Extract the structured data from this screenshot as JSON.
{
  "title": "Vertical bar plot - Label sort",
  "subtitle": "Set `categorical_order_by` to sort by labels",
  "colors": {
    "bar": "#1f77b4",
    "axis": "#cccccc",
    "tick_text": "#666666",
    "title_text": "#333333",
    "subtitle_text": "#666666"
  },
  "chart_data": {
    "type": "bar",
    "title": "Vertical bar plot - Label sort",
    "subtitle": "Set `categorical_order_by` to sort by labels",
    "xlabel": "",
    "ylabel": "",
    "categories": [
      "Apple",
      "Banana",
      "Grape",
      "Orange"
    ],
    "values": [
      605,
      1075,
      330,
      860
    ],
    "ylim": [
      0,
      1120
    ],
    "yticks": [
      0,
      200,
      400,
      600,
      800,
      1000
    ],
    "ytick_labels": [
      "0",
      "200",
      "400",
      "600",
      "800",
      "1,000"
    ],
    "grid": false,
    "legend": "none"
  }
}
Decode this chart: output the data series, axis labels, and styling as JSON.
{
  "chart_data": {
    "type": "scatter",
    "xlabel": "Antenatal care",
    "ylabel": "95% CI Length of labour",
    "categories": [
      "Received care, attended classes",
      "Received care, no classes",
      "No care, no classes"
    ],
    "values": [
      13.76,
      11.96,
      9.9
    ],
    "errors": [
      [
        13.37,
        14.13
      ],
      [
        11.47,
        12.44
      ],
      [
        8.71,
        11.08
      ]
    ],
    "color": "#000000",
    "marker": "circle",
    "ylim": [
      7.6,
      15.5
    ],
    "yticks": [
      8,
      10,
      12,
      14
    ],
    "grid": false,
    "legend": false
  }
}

---

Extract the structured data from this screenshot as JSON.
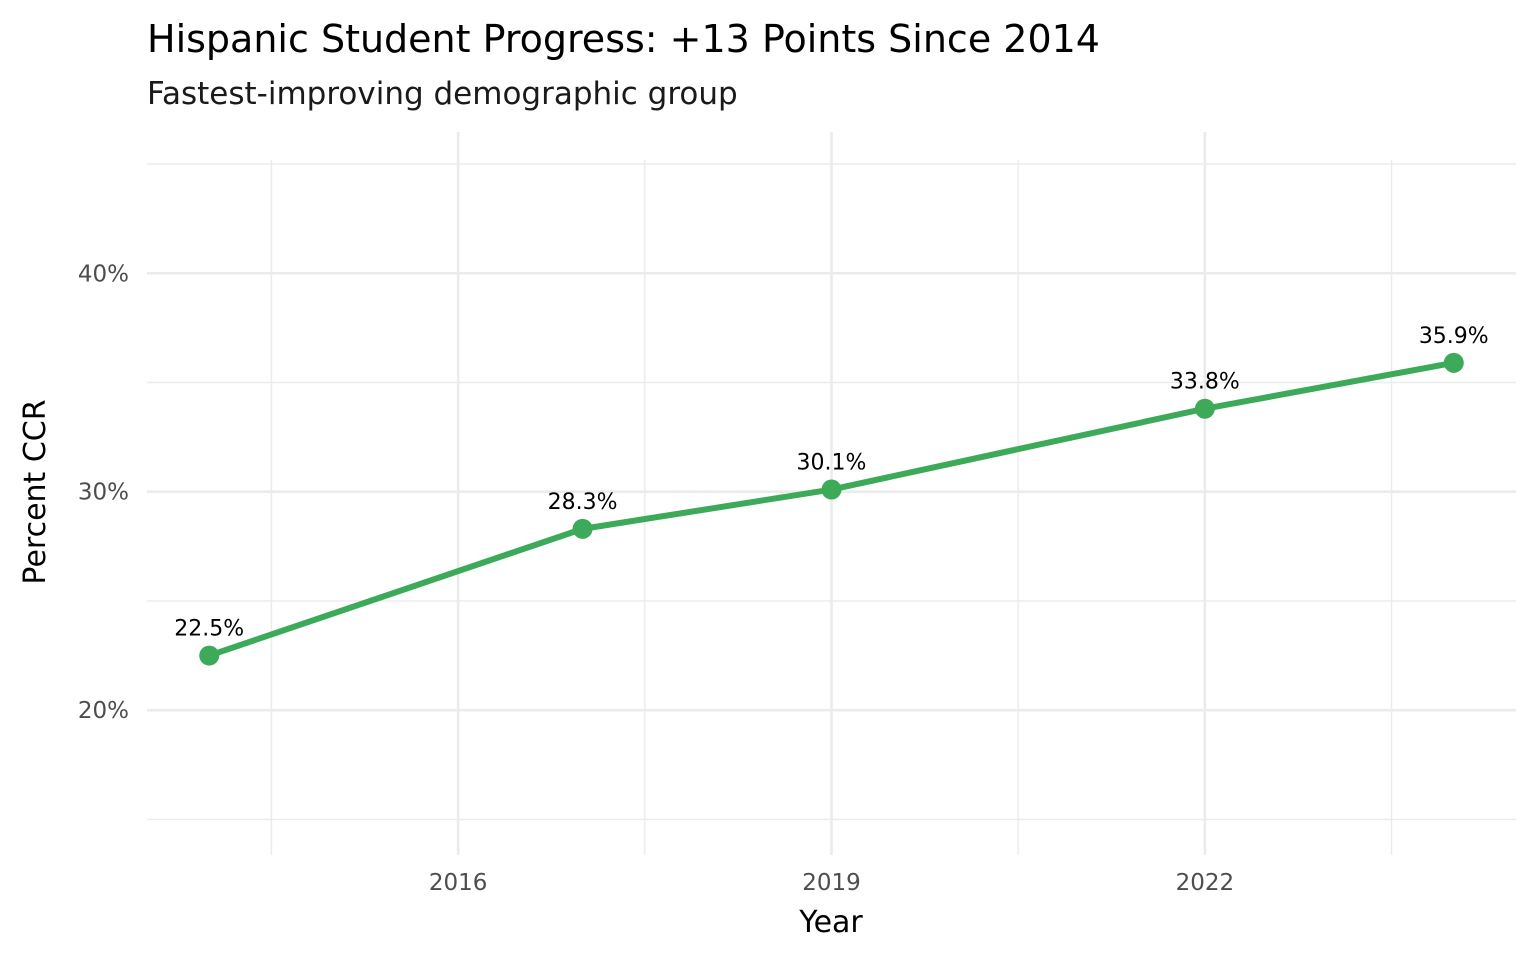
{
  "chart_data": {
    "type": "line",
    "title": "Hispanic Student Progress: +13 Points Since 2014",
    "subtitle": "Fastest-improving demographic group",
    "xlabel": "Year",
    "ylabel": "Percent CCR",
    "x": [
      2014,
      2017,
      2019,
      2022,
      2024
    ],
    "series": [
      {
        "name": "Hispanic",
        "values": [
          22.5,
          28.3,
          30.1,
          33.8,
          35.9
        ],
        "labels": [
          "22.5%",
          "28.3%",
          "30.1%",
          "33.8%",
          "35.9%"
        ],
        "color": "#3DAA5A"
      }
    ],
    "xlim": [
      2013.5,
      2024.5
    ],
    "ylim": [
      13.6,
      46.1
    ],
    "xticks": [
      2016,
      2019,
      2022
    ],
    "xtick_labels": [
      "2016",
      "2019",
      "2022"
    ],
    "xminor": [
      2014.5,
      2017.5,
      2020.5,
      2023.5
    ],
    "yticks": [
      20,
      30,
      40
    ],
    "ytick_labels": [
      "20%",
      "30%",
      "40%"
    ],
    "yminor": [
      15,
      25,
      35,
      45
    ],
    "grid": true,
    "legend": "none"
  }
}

● WORK REQUIRED
Gather every line from the listing above in which "series" appears, and copy those lines.

● WRITTEN ANSWER
Decode this chart: output the data series, axis labels, and styling as JSON.
    "series": [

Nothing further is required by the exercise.